-- Start of Listing --

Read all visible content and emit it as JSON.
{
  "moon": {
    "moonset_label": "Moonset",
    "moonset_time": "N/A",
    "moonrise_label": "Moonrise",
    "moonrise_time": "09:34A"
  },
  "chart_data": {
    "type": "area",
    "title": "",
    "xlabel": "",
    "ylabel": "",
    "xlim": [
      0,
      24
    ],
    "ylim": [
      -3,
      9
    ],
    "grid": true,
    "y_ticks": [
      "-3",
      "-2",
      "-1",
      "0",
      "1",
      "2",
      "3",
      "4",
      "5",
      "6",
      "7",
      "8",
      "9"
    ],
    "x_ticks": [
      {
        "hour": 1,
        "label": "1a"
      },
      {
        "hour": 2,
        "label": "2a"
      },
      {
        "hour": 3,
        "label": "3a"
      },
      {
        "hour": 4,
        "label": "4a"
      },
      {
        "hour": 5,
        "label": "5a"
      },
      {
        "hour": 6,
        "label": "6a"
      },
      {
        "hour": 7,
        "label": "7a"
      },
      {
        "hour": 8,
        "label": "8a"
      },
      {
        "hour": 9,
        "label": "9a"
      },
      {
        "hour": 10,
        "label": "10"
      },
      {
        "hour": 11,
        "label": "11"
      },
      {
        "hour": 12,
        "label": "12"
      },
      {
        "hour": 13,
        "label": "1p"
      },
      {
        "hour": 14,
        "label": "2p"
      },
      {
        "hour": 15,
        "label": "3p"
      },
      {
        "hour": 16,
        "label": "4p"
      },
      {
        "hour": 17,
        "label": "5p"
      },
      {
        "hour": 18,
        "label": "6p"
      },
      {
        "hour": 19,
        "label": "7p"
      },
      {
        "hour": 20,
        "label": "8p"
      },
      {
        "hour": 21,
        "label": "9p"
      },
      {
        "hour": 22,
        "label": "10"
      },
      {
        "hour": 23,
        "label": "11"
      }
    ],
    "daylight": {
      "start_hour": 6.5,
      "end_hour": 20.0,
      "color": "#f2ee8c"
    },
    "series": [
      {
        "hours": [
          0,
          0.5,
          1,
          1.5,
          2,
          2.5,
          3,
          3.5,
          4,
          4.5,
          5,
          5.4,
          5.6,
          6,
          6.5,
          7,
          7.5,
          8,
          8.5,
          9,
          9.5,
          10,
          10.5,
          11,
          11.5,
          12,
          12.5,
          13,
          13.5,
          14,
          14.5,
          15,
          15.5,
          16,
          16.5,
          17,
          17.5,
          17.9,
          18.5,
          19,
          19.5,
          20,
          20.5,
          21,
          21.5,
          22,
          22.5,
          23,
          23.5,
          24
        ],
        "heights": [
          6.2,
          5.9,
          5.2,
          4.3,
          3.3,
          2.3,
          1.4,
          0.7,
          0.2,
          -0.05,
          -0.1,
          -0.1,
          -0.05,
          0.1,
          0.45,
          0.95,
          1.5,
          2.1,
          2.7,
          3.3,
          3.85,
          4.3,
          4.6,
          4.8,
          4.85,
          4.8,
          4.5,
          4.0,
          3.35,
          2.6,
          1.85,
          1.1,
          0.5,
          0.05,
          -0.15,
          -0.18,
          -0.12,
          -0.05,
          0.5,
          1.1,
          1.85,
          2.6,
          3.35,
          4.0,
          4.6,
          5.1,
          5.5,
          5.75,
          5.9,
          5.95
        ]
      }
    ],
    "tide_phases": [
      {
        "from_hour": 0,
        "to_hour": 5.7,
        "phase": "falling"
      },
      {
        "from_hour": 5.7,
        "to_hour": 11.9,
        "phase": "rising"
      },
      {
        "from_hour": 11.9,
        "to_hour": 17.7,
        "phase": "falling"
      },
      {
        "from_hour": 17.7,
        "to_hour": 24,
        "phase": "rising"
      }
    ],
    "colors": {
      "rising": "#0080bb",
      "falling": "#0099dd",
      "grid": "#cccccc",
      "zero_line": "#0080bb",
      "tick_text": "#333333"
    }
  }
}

-- End of Listing --

Return all the data exactly as given.

Read all visible content and emit it as JSON.
{
  "moon": {
    "moonset_label": "Moonset",
    "moonset_time": "N/A",
    "moonrise_label": "Moonrise",
    "moonrise_time": "09:34A"
  },
  "chart_data": {
    "type": "area",
    "title": "",
    "xlabel": "",
    "ylabel": "",
    "xlim": [
      0,
      24
    ],
    "ylim": [
      -3,
      9
    ],
    "grid": true,
    "y_ticks": [
      "-3",
      "-2",
      "-1",
      "0",
      "1",
      "2",
      "3",
      "4",
      "5",
      "6",
      "7",
      "8",
      "9"
    ],
    "x_ticks": [
      {
        "hour": 1,
        "label": "1a"
      },
      {
        "hour": 2,
        "label": "2a"
      },
      {
        "hour": 3,
        "label": "3a"
      },
      {
        "hour": 4,
        "label": "4a"
      },
      {
        "hour": 5,
        "label": "5a"
      },
      {
        "hour": 6,
        "label": "6a"
      },
      {
        "hour": 7,
        "label": "7a"
      },
      {
        "hour": 8,
        "label": "8a"
      },
      {
        "hour": 9,
        "label": "9a"
      },
      {
        "hour": 10,
        "label": "10"
      },
      {
        "hour": 11,
        "label": "11"
      },
      {
        "hour": 12,
        "label": "12"
      },
      {
        "hour": 13,
        "label": "1p"
      },
      {
        "hour": 14,
        "label": "2p"
      },
      {
        "hour": 15,
        "label": "3p"
      },
      {
        "hour": 16,
        "label": "4p"
      },
      {
        "hour": 17,
        "label": "5p"
      },
      {
        "hour": 18,
        "label": "6p"
      },
      {
        "hour": 19,
        "label": "7p"
      },
      {
        "hour": 20,
        "label": "8p"
      },
      {
        "hour": 21,
        "label": "9p"
      },
      {
        "hour": 22,
        "label": "10"
      },
      {
        "hour": 23,
        "label": "11"
      }
    ],
    "daylight": {
      "start_hour": 6.5,
      "end_hour": 20.0,
      "color": "#f2ee8c"
    },
    "series": [
      {
        "hours": [
          0,
          0.5,
          1,
          1.5,
          2,
          2.5,
          3,
          3.5,
          4,
          4.5,
          5,
          5.4,
          5.6,
          6,
          6.5,
          7,
          7.5,
          8,
          8.5,
          9,
          9.5,
          10,
          10.5,
          11,
          11.5,
          12,
          12.5,
          13,
          13.5,
          14,
          14.5,
          15,
          15.5,
          16,
          16.5,
          17,
          17.5,
          17.9,
          18.5,
          19,
          19.5,
          20,
          20.5,
          21,
          21.5,
          22,
          22.5,
          23,
          23.5,
          24
        ],
        "heights": [
          6.2,
          5.9,
          5.2,
          4.3,
          3.3,
          2.3,
          1.4,
          0.7,
          0.2,
          -0.05,
          -0.1,
          -0.1,
          -0.05,
          0.1,
          0.45,
          0.95,
          1.5,
          2.1,
          2.7,
          3.3,
          3.85,
          4.3,
          4.6,
          4.8,
          4.85,
          4.8,
          4.5,
          4.0,
          3.35,
          2.6,
          1.85,
          1.1,
          0.5,
          0.05,
          -0.15,
          -0.18,
          -0.12,
          -0.05,
          0.5,
          1.1,
          1.85,
          2.6,
          3.35,
          4.0,
          4.6,
          5.1,
          5.5,
          5.75,
          5.9,
          5.95
        ]
      }
    ],
    "tide_phases": [
      {
        "from_hour": 0,
        "to_hour": 5.7,
        "phase": "falling"
      },
      {
        "from_hour": 5.7,
        "to_hour": 11.9,
        "phase": "rising"
      },
      {
        "from_hour": 11.9,
        "to_hour": 17.7,
        "phase": "falling"
      },
      {
        "from_hour": 17.7,
        "to_hour": 24,
        "phase": "rising"
      }
    ],
    "colors": {
      "rising": "#0080bb",
      "falling": "#0099dd",
      "grid": "#cccccc",
      "zero_line": "#0080bb",
      "tick_text": "#333333"
    }
  }
}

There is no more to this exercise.